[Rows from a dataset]

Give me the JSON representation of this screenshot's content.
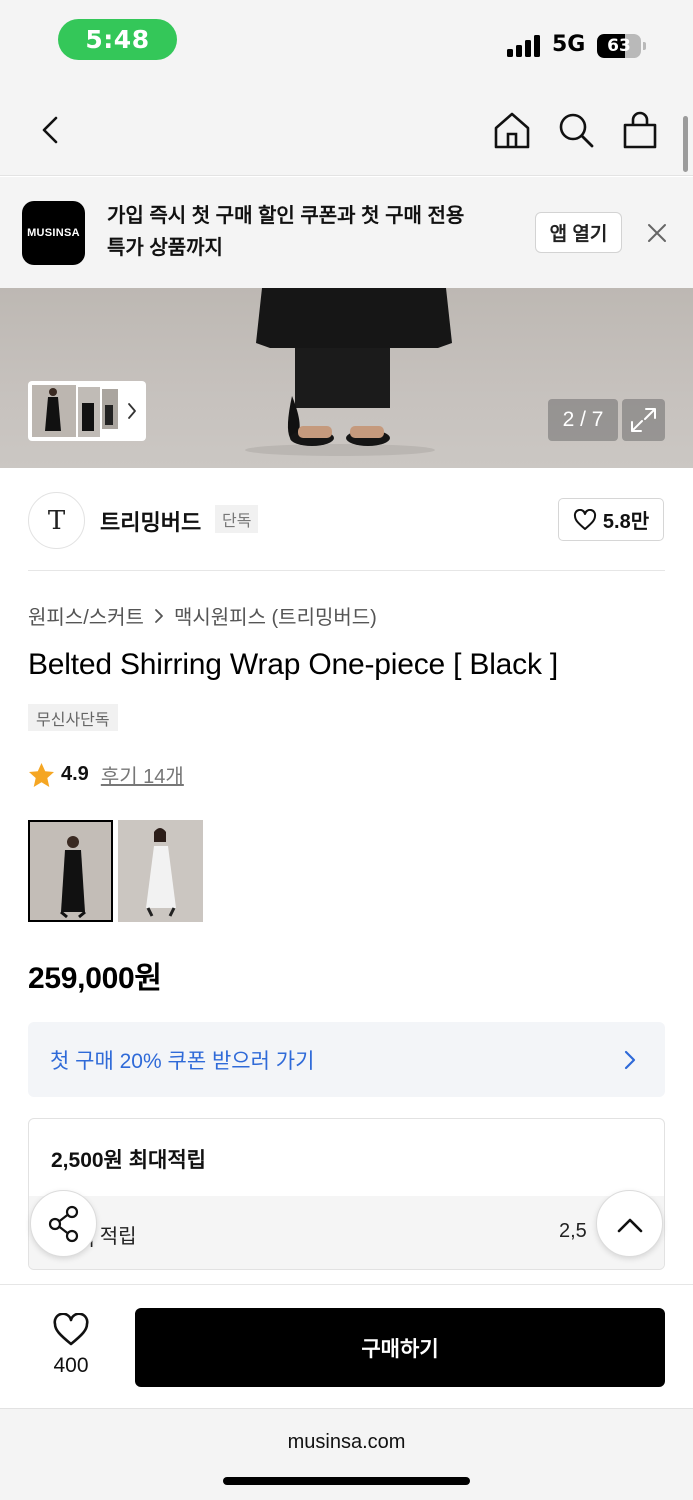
{
  "status_bar": {
    "time": "5:48",
    "network": "5G",
    "battery_percent": "63",
    "battery_level": 0.63
  },
  "nav": {
    "back_icon": "chevron-left-icon",
    "home_icon": "home-icon",
    "search_icon": "search-icon",
    "cart_icon": "shopping-bag-icon"
  },
  "app_banner": {
    "logo_text": "MUSINSA",
    "message_line1": "가입 즉시 첫 구매 할인 쿠폰과 첫 구매 전용",
    "message_line2": "특가 상품까지",
    "open_button": "앱 열기",
    "close_icon": "close-icon"
  },
  "gallery": {
    "counter": "2 / 7",
    "expand_icon": "expand-icon",
    "thumb_chevron_icon": "chevron-right-icon"
  },
  "brand": {
    "logo_letter": "T",
    "name": "트리밍버드",
    "tag": "단독",
    "likes": "5.8만",
    "heart_icon": "heart-icon"
  },
  "breadcrumb": {
    "category": "원피스/스커트",
    "subcategory": "맥시원피스 (트리밍버드)"
  },
  "product": {
    "title": "Belted Shirring Wrap One-piece [ Black ]",
    "tag": "무신사단독",
    "rating": "4.9",
    "reviews": "후기 14개",
    "price": "259,000원"
  },
  "colors": [
    {
      "name": "black-dress"
    },
    {
      "name": "white-dress"
    }
  ],
  "coupon": {
    "label": "첫 구매 20% 쿠폰 받으러 가기"
  },
  "points": {
    "title": "2,500원 최대적립",
    "sub_label": "| 적립",
    "sub_value": "2,5"
  },
  "action_bar": {
    "wish_count": "400",
    "buy_label": "구매하기"
  },
  "browser": {
    "url": "musinsa.com"
  },
  "colors_theme": {
    "accent_blue": "#2f6ad8",
    "status_green": "#34c759",
    "star": "#f5a623"
  }
}
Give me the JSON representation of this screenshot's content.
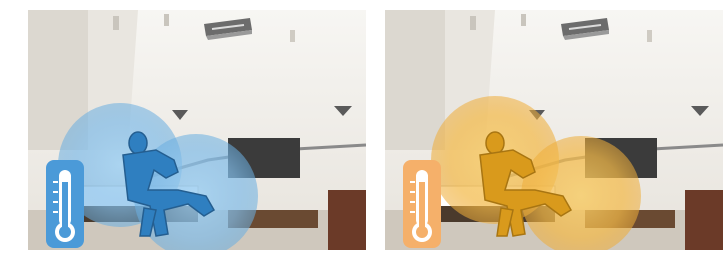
{
  "panels": [
    {
      "mode": "cooling",
      "accent_color": "#3a8fd0",
      "icons": [
        "thermometer-icon",
        "seated-person-icon",
        "ceiling-air-conditioner-icon"
      ]
    },
    {
      "mode": "heating",
      "accent_color": "#e8a030",
      "icons": [
        "thermometer-icon",
        "seated-person-icon",
        "ceiling-air-conditioner-icon"
      ]
    }
  ],
  "colors": {
    "cool_glow": "#8cc4ee",
    "warm_glow": "#f5c25a",
    "thermometer_cool_bg": "#4b9ad8",
    "thermometer_warm_bg": "#f5b06a",
    "room_wall": "#f4f2ee",
    "room_shadow": "#d8d4cc"
  }
}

(Task requirements) Repeat the data above exactly, but not the pictures.

(Exercise answer)
Give me the JSON representation of this screenshot's content.
{
  "status_bar": {
    "time": "5:48",
    "network": "5G",
    "battery_percent": "63",
    "battery_level": 0.63
  },
  "nav": {
    "back_icon": "chevron-left-icon",
    "home_icon": "home-icon",
    "search_icon": "search-icon",
    "cart_icon": "shopping-bag-icon"
  },
  "app_banner": {
    "logo_text": "MUSINSA",
    "message_line1": "가입 즉시 첫 구매 할인 쿠폰과 첫 구매 전용",
    "message_line2": "특가 상품까지",
    "open_button": "앱 열기",
    "close_icon": "close-icon"
  },
  "gallery": {
    "counter": "2 / 7",
    "expand_icon": "expand-icon",
    "thumb_chevron_icon": "chevron-right-icon"
  },
  "brand": {
    "logo_letter": "T",
    "name": "트리밍버드",
    "tag": "단독",
    "likes": "5.8만",
    "heart_icon": "heart-icon"
  },
  "breadcrumb": {
    "category": "원피스/스커트",
    "subcategory": "맥시원피스 (트리밍버드)"
  },
  "product": {
    "title": "Belted Shirring Wrap One-piece [ Black ]",
    "tag": "무신사단독",
    "rating": "4.9",
    "reviews": "후기 14개",
    "price": "259,000원"
  },
  "colors": [
    {
      "name": "black-dress"
    },
    {
      "name": "white-dress"
    }
  ],
  "coupon": {
    "label": "첫 구매 20% 쿠폰 받으러 가기"
  },
  "points": {
    "title": "2,500원 최대적립",
    "sub_label": "| 적립",
    "sub_value": "2,5"
  },
  "action_bar": {
    "wish_count": "400",
    "buy_label": "구매하기"
  },
  "browser": {
    "url": "musinsa.com"
  },
  "colors_theme": {
    "accent_blue": "#2f6ad8",
    "status_green": "#34c759",
    "star": "#f5a623"
  }
}
Give me the JSON representation of this screenshot's content.
{
  "panels": [
    {
      "mode": "cooling",
      "accent_color": "#3a8fd0",
      "icons": [
        "thermometer-icon",
        "seated-person-icon",
        "ceiling-air-conditioner-icon"
      ]
    },
    {
      "mode": "heating",
      "accent_color": "#e8a030",
      "icons": [
        "thermometer-icon",
        "seated-person-icon",
        "ceiling-air-conditioner-icon"
      ]
    }
  ],
  "colors": {
    "cool_glow": "#8cc4ee",
    "warm_glow": "#f5c25a",
    "thermometer_cool_bg": "#4b9ad8",
    "thermometer_warm_bg": "#f5b06a",
    "room_wall": "#f4f2ee",
    "room_shadow": "#d8d4cc"
  }
}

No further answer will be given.